▸ **Objective**:
Repeat what the lines below say, word for word, and skip every image.

▸ **Provided entries**:
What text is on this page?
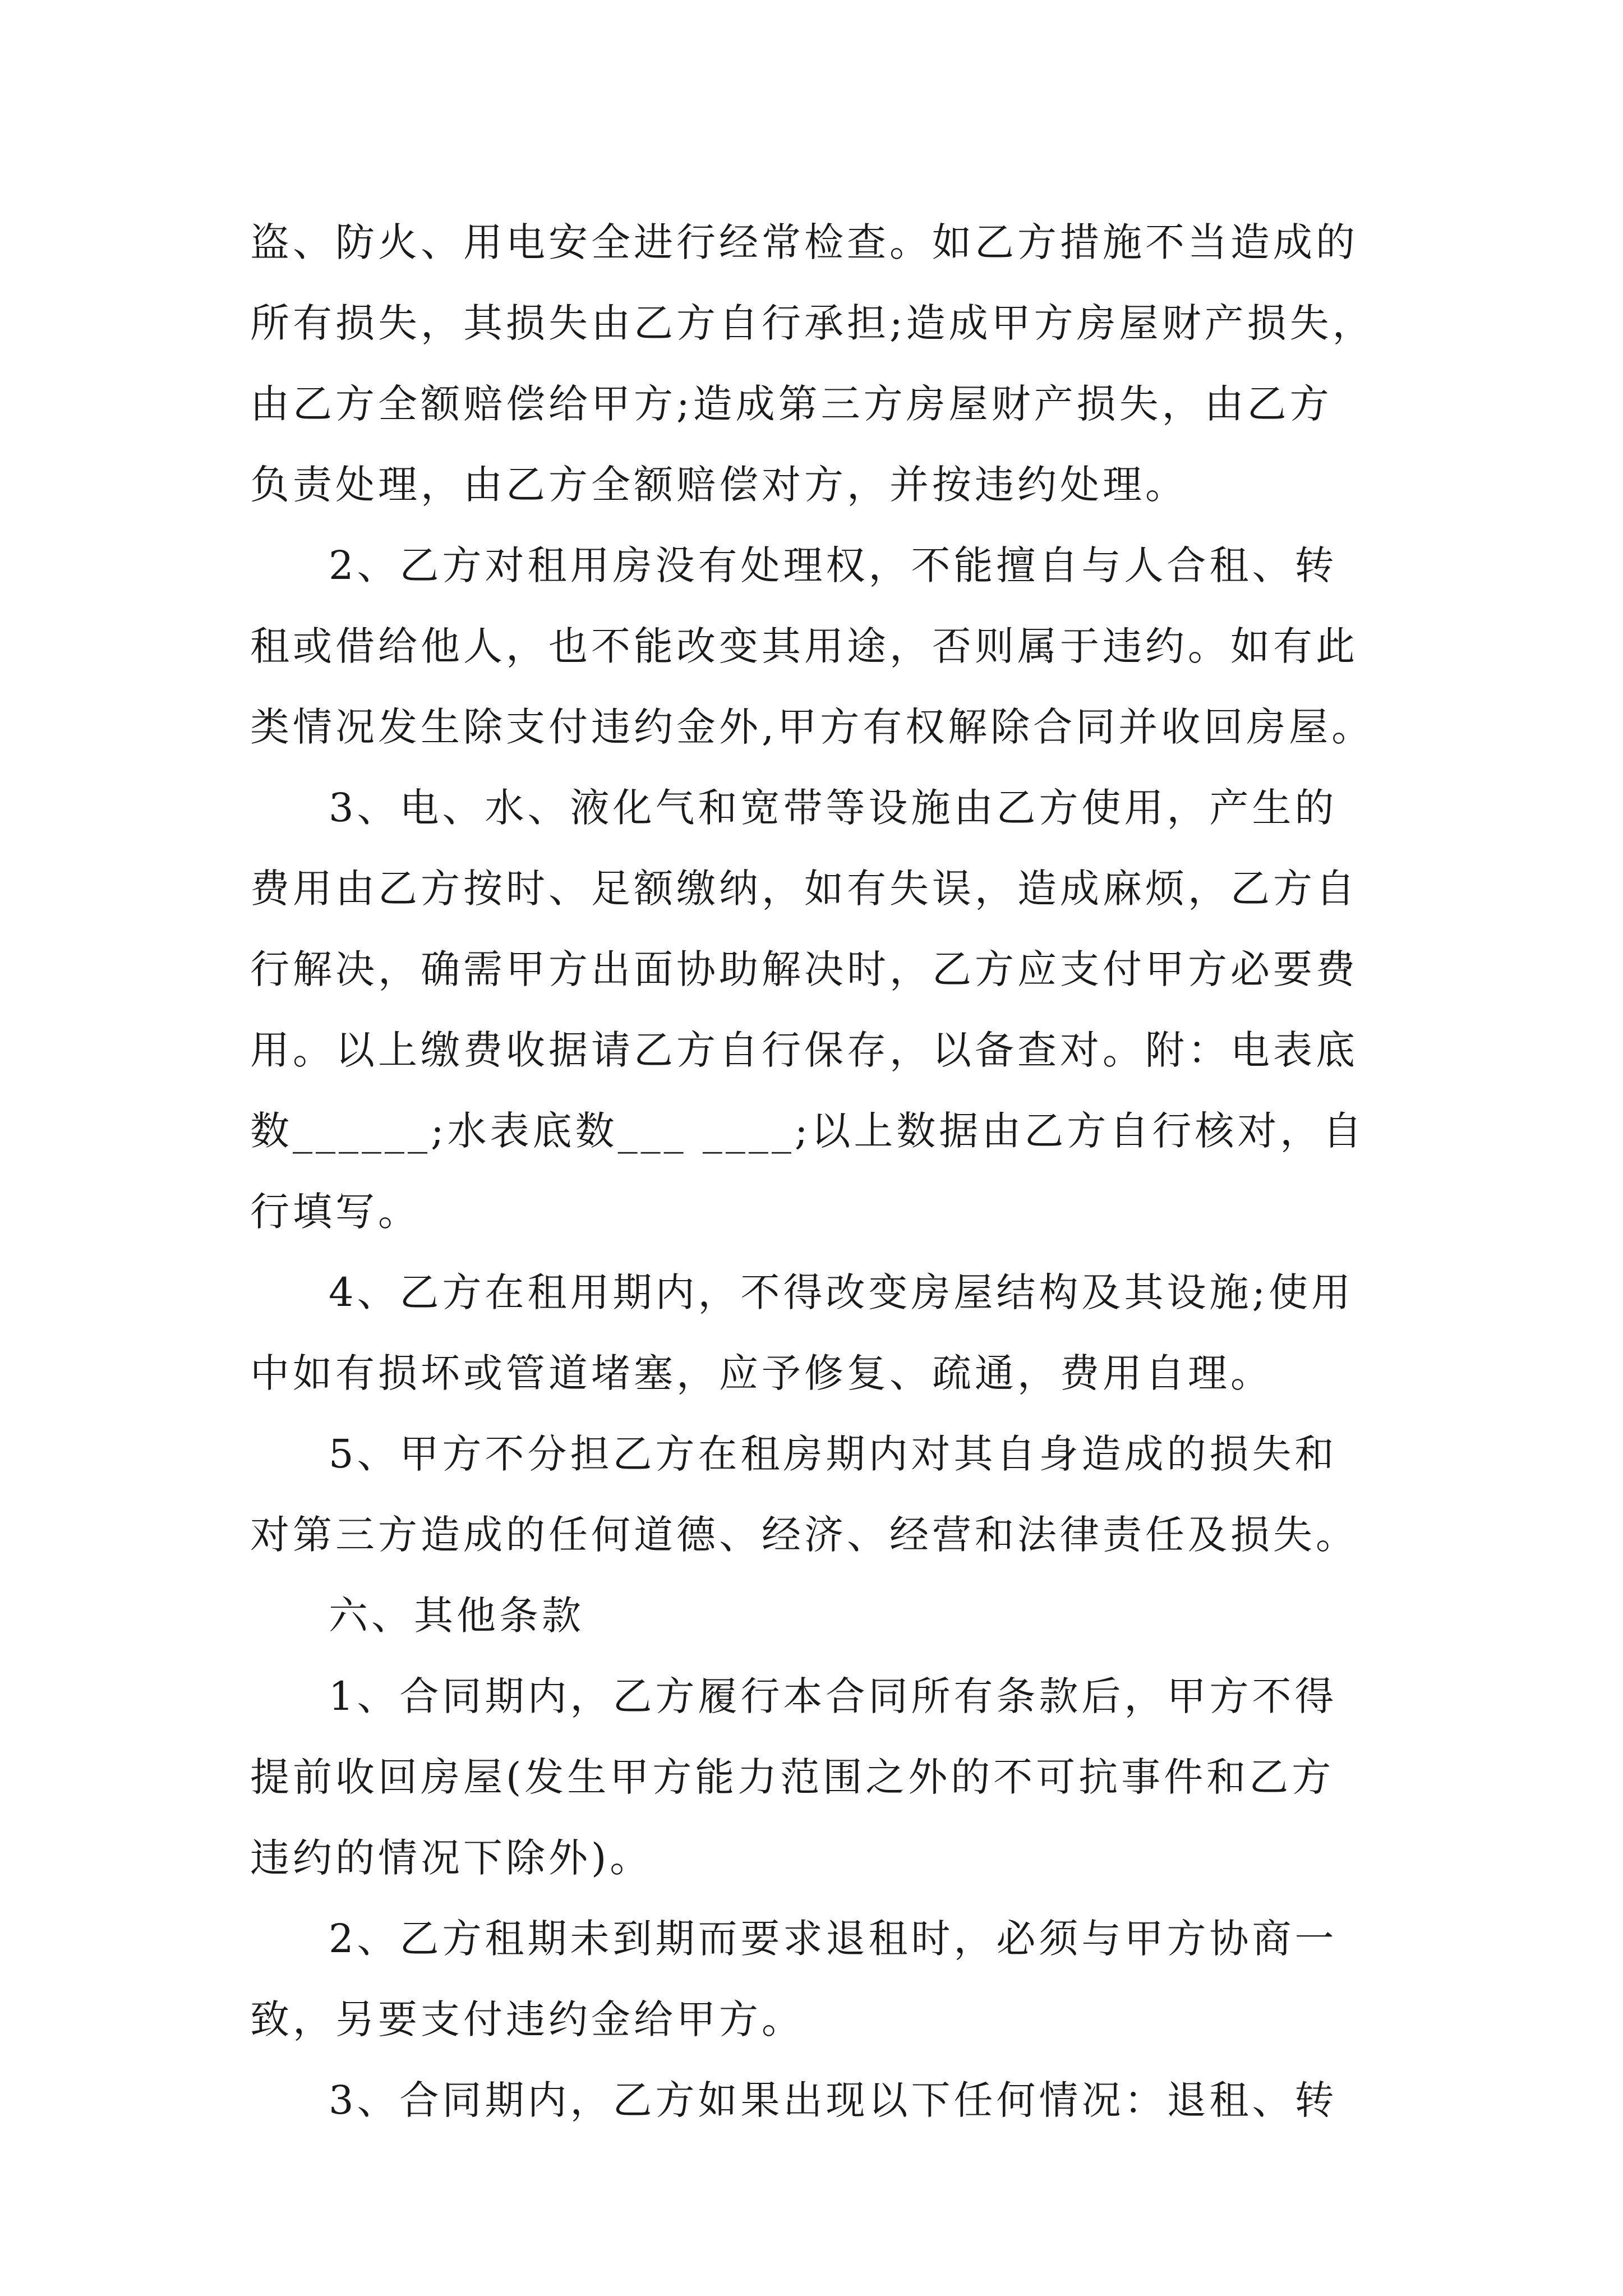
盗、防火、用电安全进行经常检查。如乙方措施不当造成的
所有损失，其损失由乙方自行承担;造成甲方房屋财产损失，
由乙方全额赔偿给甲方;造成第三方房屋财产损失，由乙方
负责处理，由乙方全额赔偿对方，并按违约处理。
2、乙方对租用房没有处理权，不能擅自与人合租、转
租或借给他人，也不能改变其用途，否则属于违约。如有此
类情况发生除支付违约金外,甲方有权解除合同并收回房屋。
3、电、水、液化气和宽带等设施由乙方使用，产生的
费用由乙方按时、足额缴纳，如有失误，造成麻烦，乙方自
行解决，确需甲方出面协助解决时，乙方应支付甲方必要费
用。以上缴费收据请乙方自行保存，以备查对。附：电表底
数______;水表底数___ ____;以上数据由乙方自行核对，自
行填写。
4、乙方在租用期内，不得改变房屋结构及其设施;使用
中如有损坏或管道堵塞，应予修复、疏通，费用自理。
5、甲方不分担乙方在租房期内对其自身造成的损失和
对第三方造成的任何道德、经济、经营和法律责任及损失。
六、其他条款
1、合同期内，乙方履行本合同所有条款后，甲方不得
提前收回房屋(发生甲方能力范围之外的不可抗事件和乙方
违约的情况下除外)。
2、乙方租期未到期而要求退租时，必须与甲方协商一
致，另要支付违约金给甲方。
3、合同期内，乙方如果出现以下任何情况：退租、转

▸ **Written response**:
What text is on this page?
盗、防火、用电安全进行经常检查。如乙方措施不当造成的
所有损失，其损失由乙方自行承担;造成甲方房屋财产损失，
由乙方全额赔偿给甲方;造成第三方房屋财产损失，由乙方
负责处理，由乙方全额赔偿对方，并按违约处理。
2、乙方对租用房没有处理权，不能擅自与人合租、转
租或借给他人，也不能改变其用途，否则属于违约。如有此
类情况发生除支付违约金外,甲方有权解除合同并收回房屋。
3、电、水、液化气和宽带等设施由乙方使用，产生的
费用由乙方按时、足额缴纳，如有失误，造成麻烦，乙方自
行解决，确需甲方出面协助解决时，乙方应支付甲方必要费
用。以上缴费收据请乙方自行保存，以备查对。附：电表底
数______;水表底数___ ____;以上数据由乙方自行核对，自
行填写。
4、乙方在租用期内，不得改变房屋结构及其设施;使用
中如有损坏或管道堵塞，应予修复、疏通，费用自理。
5、甲方不分担乙方在租房期内对其自身造成的损失和
对第三方造成的任何道德、经济、经营和法律责任及损失。
六、其他条款
1、合同期内，乙方履行本合同所有条款后，甲方不得
提前收回房屋(发生甲方能力范围之外的不可抗事件和乙方
违约的情况下除外)。
2、乙方租期未到期而要求退租时，必须与甲方协商一
致，另要支付违约金给甲方。
3、合同期内，乙方如果出现以下任何情况：退租、转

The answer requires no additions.